### [Task to carry out]
Transcribe the entries that follow exactly as they appear, minus pictures.

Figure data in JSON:
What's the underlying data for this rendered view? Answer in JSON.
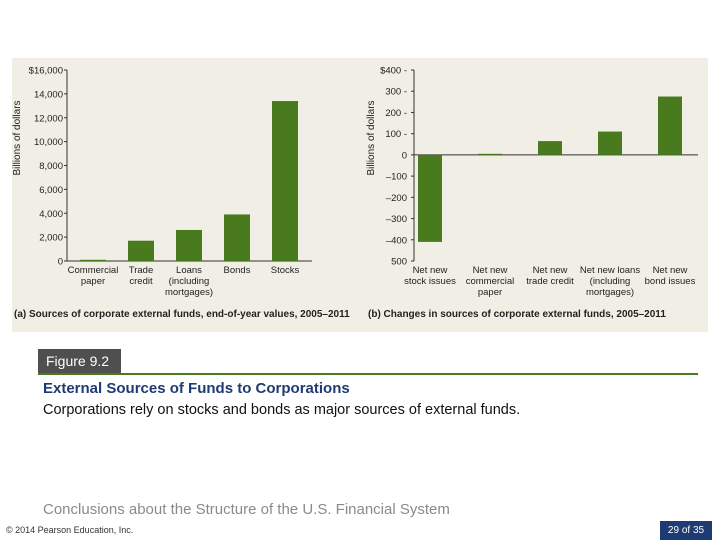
{
  "chart_data": [
    {
      "type": "bar",
      "caption": "(a) Sources of corporate external funds, end-of-year values, 2005–2011",
      "ylabel": "Billions of dollars",
      "ylim": [
        0,
        16000
      ],
      "yticks": [
        "0",
        "2,000",
        "4,000",
        "6,000",
        "8,000",
        "10,000",
        "12,000",
        "14,000",
        "$16,000"
      ],
      "ytick_values": [
        0,
        2000,
        4000,
        6000,
        8000,
        10000,
        12000,
        14000,
        16000
      ],
      "categories": [
        [
          "Commercial",
          "paper"
        ],
        [
          "Trade",
          "credit"
        ],
        [
          "Loans",
          "(including",
          "mortgages)"
        ],
        [
          "Bonds"
        ],
        [
          "Stocks"
        ]
      ],
      "values": [
        100,
        1700,
        2600,
        3900,
        13400
      ],
      "color": "#4a7a1e"
    },
    {
      "type": "bar",
      "caption": "(b) Changes in sources of corporate external funds, 2005–2011",
      "ylabel": "Billions of dollars",
      "ylim": [
        -500,
        400
      ],
      "yticks": [
        "500",
        "–400",
        "–300",
        "–200",
        "–100",
        "0",
        "100 -",
        "200 -",
        "300 -",
        "$400 -"
      ],
      "ytick_values": [
        -500,
        -400,
        -300,
        -200,
        -100,
        0,
        100,
        200,
        300,
        400
      ],
      "categories": [
        [
          "Net new",
          "stock issues"
        ],
        [
          "Net new",
          "commercial",
          "paper"
        ],
        [
          "Net new",
          "trade credit"
        ],
        [
          "Net new loans",
          "(including",
          "mortgages)"
        ],
        [
          "Net new",
          "bond issues"
        ]
      ],
      "values": [
        -410,
        5,
        65,
        110,
        275
      ],
      "color": "#4a7a1e"
    }
  ],
  "figure": {
    "label": "Figure 9.2",
    "title": "External Sources of Funds to Corporations",
    "caption": "Corporations rely on stocks and bonds as major sources of external funds."
  },
  "footer": {
    "section": "Conclusions about the Structure of the U.S. Financial System",
    "copyright": "© 2014 Pearson Education, Inc.",
    "page": "29 of 35"
  },
  "colors": {
    "bar": "#4a7a1e",
    "panel_bg": "#f1eee5",
    "title": "#1f3b73"
  }
}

### [Exercise output]
What's the underlying data for this rendered view? Answer in JSON.
{
  "chart_data": [
    {
      "type": "bar",
      "caption": "(a) Sources of corporate external funds, end-of-year values, 2005–2011",
      "ylabel": "Billions of dollars",
      "ylim": [
        0,
        16000
      ],
      "yticks": [
        "0",
        "2,000",
        "4,000",
        "6,000",
        "8,000",
        "10,000",
        "12,000",
        "14,000",
        "$16,000"
      ],
      "ytick_values": [
        0,
        2000,
        4000,
        6000,
        8000,
        10000,
        12000,
        14000,
        16000
      ],
      "categories": [
        [
          "Commercial",
          "paper"
        ],
        [
          "Trade",
          "credit"
        ],
        [
          "Loans",
          "(including",
          "mortgages)"
        ],
        [
          "Bonds"
        ],
        [
          "Stocks"
        ]
      ],
      "values": [
        100,
        1700,
        2600,
        3900,
        13400
      ],
      "color": "#4a7a1e"
    },
    {
      "type": "bar",
      "caption": "(b) Changes in sources of corporate external funds, 2005–2011",
      "ylabel": "Billions of dollars",
      "ylim": [
        -500,
        400
      ],
      "yticks": [
        "500",
        "–400",
        "–300",
        "–200",
        "–100",
        "0",
        "100 -",
        "200 -",
        "300 -",
        "$400 -"
      ],
      "ytick_values": [
        -500,
        -400,
        -300,
        -200,
        -100,
        0,
        100,
        200,
        300,
        400
      ],
      "categories": [
        [
          "Net new",
          "stock issues"
        ],
        [
          "Net new",
          "commercial",
          "paper"
        ],
        [
          "Net new",
          "trade credit"
        ],
        [
          "Net new loans",
          "(including",
          "mortgages)"
        ],
        [
          "Net new",
          "bond issues"
        ]
      ],
      "values": [
        -410,
        5,
        65,
        110,
        275
      ],
      "color": "#4a7a1e"
    }
  ],
  "figure": {
    "label": "Figure 9.2",
    "title": "External Sources of Funds to Corporations",
    "caption": "Corporations rely on stocks and bonds as major sources of external funds."
  },
  "footer": {
    "section": "Conclusions about the Structure of the U.S. Financial System",
    "copyright": "© 2014 Pearson Education, Inc.",
    "page": "29 of 35"
  },
  "colors": {
    "bar": "#4a7a1e",
    "panel_bg": "#f1eee5",
    "title": "#1f3b73"
  }
}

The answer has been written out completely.